» **SHORT TASK**: Output the material exactly, but drop every image it holds.

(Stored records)
++++++++++++++++++++

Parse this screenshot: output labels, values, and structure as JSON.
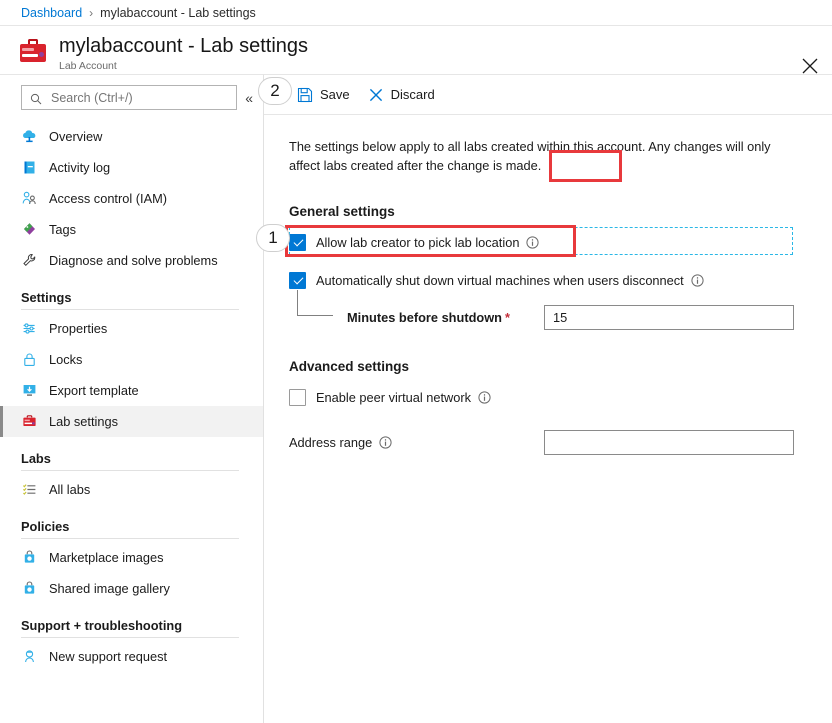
{
  "breadcrumb": {
    "root": "Dashboard",
    "separator": "›",
    "current": "mylabaccount - Lab settings"
  },
  "header": {
    "title": "mylabaccount - Lab settings",
    "subtitle": "Lab Account",
    "icon": "toolbox-icon",
    "close_icon": "close-icon"
  },
  "sidebar": {
    "search": {
      "placeholder": "Search (Ctrl+/)",
      "value": "",
      "icon": "search-icon"
    },
    "collapse_icon": "«",
    "items": [
      {
        "label": "Overview",
        "icon": "cloud-icon",
        "selected": false
      },
      {
        "label": "Activity log",
        "icon": "log-book-icon",
        "selected": false
      },
      {
        "label": "Access control (IAM)",
        "icon": "people-icon",
        "selected": false
      },
      {
        "label": "Tags",
        "icon": "tag-icon",
        "selected": false
      },
      {
        "label": "Diagnose and solve problems",
        "icon": "wrench-icon",
        "selected": false
      }
    ],
    "groups": [
      {
        "title": "Settings",
        "items": [
          {
            "label": "Properties",
            "icon": "sliders-icon",
            "selected": false
          },
          {
            "label": "Locks",
            "icon": "lock-icon",
            "selected": false
          },
          {
            "label": "Export template",
            "icon": "export-template-icon",
            "selected": false
          },
          {
            "label": "Lab settings",
            "icon": "toolbox-icon",
            "selected": true
          }
        ]
      },
      {
        "title": "Labs",
        "items": [
          {
            "label": "All labs",
            "icon": "checklist-icon",
            "selected": false
          }
        ]
      },
      {
        "title": "Policies",
        "items": [
          {
            "label": "Marketplace images",
            "icon": "marketplace-icon",
            "selected": false
          },
          {
            "label": "Shared image gallery",
            "icon": "gallery-icon",
            "selected": false
          }
        ]
      },
      {
        "title": "Support + troubleshooting",
        "items": [
          {
            "label": "New support request",
            "icon": "support-person-icon",
            "selected": false
          }
        ]
      }
    ]
  },
  "command_bar": {
    "save": {
      "label": "Save",
      "icon": "save-disk-icon"
    },
    "discard": {
      "label": "Discard",
      "icon": "close-x-icon"
    }
  },
  "main": {
    "intro": "The settings below apply to all labs created within this account. Any changes will only affect labs created after the change is made.",
    "general_settings": {
      "title": "General settings",
      "allow_location": {
        "label": "Allow lab creator to pick lab location",
        "checked": true,
        "info_icon": "info-icon"
      },
      "auto_shutdown": {
        "label": "Automatically shut down virtual machines when users disconnect",
        "checked": true,
        "info_icon": "info-icon"
      },
      "minutes_before_shutdown": {
        "label": "Minutes before shutdown",
        "required_marker": "*",
        "value": "15",
        "placeholder": ""
      }
    },
    "advanced_settings": {
      "title": "Advanced settings",
      "enable_peer_vnet": {
        "label": "Enable peer virtual network",
        "checked": false,
        "info_icon": "info-icon"
      },
      "address_range": {
        "label": "Address range",
        "value": "",
        "placeholder": "",
        "info_icon": "info-icon"
      }
    }
  },
  "annotations": {
    "badges": [
      {
        "number": "1",
        "target": "allow-lab-creator-checkbox"
      },
      {
        "number": "2",
        "target": "save-button"
      }
    ],
    "highlight_color": "#e8393c",
    "focus_outline_color": "#2ab7e6"
  },
  "colors": {
    "accent": "#0078d4",
    "link": "#0078d4",
    "highlight": "#e8393c",
    "required": "#c32e3a",
    "selected_bg": "#f2f2f2"
  }
}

++++++++++++++++++++

» **THE OUTPUT**:
Parse this screenshot: output labels, values, and structure as JSON.
{
  "breadcrumb": {
    "root": "Dashboard",
    "separator": "›",
    "current": "mylabaccount - Lab settings"
  },
  "header": {
    "title": "mylabaccount - Lab settings",
    "subtitle": "Lab Account",
    "icon": "toolbox-icon",
    "close_icon": "close-icon"
  },
  "sidebar": {
    "search": {
      "placeholder": "Search (Ctrl+/)",
      "value": "",
      "icon": "search-icon"
    },
    "collapse_icon": "«",
    "items": [
      {
        "label": "Overview",
        "icon": "cloud-icon",
        "selected": false
      },
      {
        "label": "Activity log",
        "icon": "log-book-icon",
        "selected": false
      },
      {
        "label": "Access control (IAM)",
        "icon": "people-icon",
        "selected": false
      },
      {
        "label": "Tags",
        "icon": "tag-icon",
        "selected": false
      },
      {
        "label": "Diagnose and solve problems",
        "icon": "wrench-icon",
        "selected": false
      }
    ],
    "groups": [
      {
        "title": "Settings",
        "items": [
          {
            "label": "Properties",
            "icon": "sliders-icon",
            "selected": false
          },
          {
            "label": "Locks",
            "icon": "lock-icon",
            "selected": false
          },
          {
            "label": "Export template",
            "icon": "export-template-icon",
            "selected": false
          },
          {
            "label": "Lab settings",
            "icon": "toolbox-icon",
            "selected": true
          }
        ]
      },
      {
        "title": "Labs",
        "items": [
          {
            "label": "All labs",
            "icon": "checklist-icon",
            "selected": false
          }
        ]
      },
      {
        "title": "Policies",
        "items": [
          {
            "label": "Marketplace images",
            "icon": "marketplace-icon",
            "selected": false
          },
          {
            "label": "Shared image gallery",
            "icon": "gallery-icon",
            "selected": false
          }
        ]
      },
      {
        "title": "Support + troubleshooting",
        "items": [
          {
            "label": "New support request",
            "icon": "support-person-icon",
            "selected": false
          }
        ]
      }
    ]
  },
  "command_bar": {
    "save": {
      "label": "Save",
      "icon": "save-disk-icon"
    },
    "discard": {
      "label": "Discard",
      "icon": "close-x-icon"
    }
  },
  "main": {
    "intro": "The settings below apply to all labs created within this account. Any changes will only affect labs created after the change is made.",
    "general_settings": {
      "title": "General settings",
      "allow_location": {
        "label": "Allow lab creator to pick lab location",
        "checked": true,
        "info_icon": "info-icon"
      },
      "auto_shutdown": {
        "label": "Automatically shut down virtual machines when users disconnect",
        "checked": true,
        "info_icon": "info-icon"
      },
      "minutes_before_shutdown": {
        "label": "Minutes before shutdown",
        "required_marker": "*",
        "value": "15",
        "placeholder": ""
      }
    },
    "advanced_settings": {
      "title": "Advanced settings",
      "enable_peer_vnet": {
        "label": "Enable peer virtual network",
        "checked": false,
        "info_icon": "info-icon"
      },
      "address_range": {
        "label": "Address range",
        "value": "",
        "placeholder": "",
        "info_icon": "info-icon"
      }
    }
  },
  "annotations": {
    "badges": [
      {
        "number": "1",
        "target": "allow-lab-creator-checkbox"
      },
      {
        "number": "2",
        "target": "save-button"
      }
    ],
    "highlight_color": "#e8393c",
    "focus_outline_color": "#2ab7e6"
  },
  "colors": {
    "accent": "#0078d4",
    "link": "#0078d4",
    "highlight": "#e8393c",
    "required": "#c32e3a",
    "selected_bg": "#f2f2f2"
  }
}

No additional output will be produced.